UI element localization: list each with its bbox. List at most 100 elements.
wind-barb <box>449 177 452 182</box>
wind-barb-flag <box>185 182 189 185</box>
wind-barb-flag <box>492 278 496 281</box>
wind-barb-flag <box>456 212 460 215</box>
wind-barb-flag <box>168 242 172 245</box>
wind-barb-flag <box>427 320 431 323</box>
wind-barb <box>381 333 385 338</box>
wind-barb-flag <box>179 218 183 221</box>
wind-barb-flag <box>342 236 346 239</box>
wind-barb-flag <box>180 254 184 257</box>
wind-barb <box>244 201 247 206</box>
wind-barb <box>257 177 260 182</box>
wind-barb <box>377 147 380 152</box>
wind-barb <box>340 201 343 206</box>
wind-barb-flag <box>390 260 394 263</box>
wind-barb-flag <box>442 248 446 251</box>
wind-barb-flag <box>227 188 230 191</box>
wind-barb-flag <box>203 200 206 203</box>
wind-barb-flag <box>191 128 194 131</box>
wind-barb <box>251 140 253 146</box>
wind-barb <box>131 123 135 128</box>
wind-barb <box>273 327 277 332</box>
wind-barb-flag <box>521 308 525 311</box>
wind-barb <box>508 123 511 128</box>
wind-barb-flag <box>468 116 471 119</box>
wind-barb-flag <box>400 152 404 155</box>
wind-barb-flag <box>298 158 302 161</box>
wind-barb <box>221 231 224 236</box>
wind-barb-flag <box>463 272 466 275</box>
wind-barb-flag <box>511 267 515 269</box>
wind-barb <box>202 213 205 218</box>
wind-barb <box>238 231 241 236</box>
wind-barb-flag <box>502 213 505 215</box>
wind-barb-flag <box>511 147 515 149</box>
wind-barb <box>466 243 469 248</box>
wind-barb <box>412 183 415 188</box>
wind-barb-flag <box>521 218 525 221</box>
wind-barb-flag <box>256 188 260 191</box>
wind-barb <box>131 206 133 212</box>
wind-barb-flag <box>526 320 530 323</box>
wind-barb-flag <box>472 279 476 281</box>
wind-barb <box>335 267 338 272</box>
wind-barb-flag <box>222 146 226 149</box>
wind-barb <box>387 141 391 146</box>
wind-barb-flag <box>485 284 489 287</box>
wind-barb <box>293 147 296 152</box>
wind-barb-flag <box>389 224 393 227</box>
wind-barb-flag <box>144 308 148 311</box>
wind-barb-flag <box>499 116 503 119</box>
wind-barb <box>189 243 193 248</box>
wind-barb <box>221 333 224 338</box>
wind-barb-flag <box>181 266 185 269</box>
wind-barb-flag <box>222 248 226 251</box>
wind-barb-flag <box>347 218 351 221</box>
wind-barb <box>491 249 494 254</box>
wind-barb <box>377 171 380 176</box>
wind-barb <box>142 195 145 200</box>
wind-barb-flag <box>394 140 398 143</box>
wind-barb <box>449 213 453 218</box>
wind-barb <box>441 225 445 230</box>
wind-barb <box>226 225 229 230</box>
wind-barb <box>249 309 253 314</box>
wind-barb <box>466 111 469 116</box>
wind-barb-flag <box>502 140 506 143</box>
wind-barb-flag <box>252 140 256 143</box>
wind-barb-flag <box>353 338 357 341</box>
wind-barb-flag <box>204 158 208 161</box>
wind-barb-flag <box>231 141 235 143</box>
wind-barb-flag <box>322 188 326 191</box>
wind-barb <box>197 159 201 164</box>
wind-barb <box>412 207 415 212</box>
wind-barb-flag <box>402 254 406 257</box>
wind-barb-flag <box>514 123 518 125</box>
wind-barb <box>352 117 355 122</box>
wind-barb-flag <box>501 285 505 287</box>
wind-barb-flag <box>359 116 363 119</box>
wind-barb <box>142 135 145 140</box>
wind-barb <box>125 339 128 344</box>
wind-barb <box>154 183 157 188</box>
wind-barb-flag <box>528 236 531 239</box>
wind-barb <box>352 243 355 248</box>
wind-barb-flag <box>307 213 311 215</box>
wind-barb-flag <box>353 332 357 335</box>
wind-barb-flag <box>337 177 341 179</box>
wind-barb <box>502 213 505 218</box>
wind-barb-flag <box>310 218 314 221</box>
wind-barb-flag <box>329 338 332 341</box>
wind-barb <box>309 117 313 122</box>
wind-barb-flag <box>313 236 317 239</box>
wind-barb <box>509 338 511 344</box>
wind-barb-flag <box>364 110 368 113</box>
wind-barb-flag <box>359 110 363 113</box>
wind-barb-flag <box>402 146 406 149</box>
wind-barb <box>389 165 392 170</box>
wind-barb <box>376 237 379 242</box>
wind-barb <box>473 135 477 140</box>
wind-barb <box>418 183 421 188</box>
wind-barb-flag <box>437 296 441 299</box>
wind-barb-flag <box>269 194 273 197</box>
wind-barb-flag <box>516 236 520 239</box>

# TASK STATEMENT
Please pick out each line of the listing above that contains the string "localization" and copy it in full.

# EXPECTED ANSWER
UI element localization: list each with its bbox. List at most 100 elements.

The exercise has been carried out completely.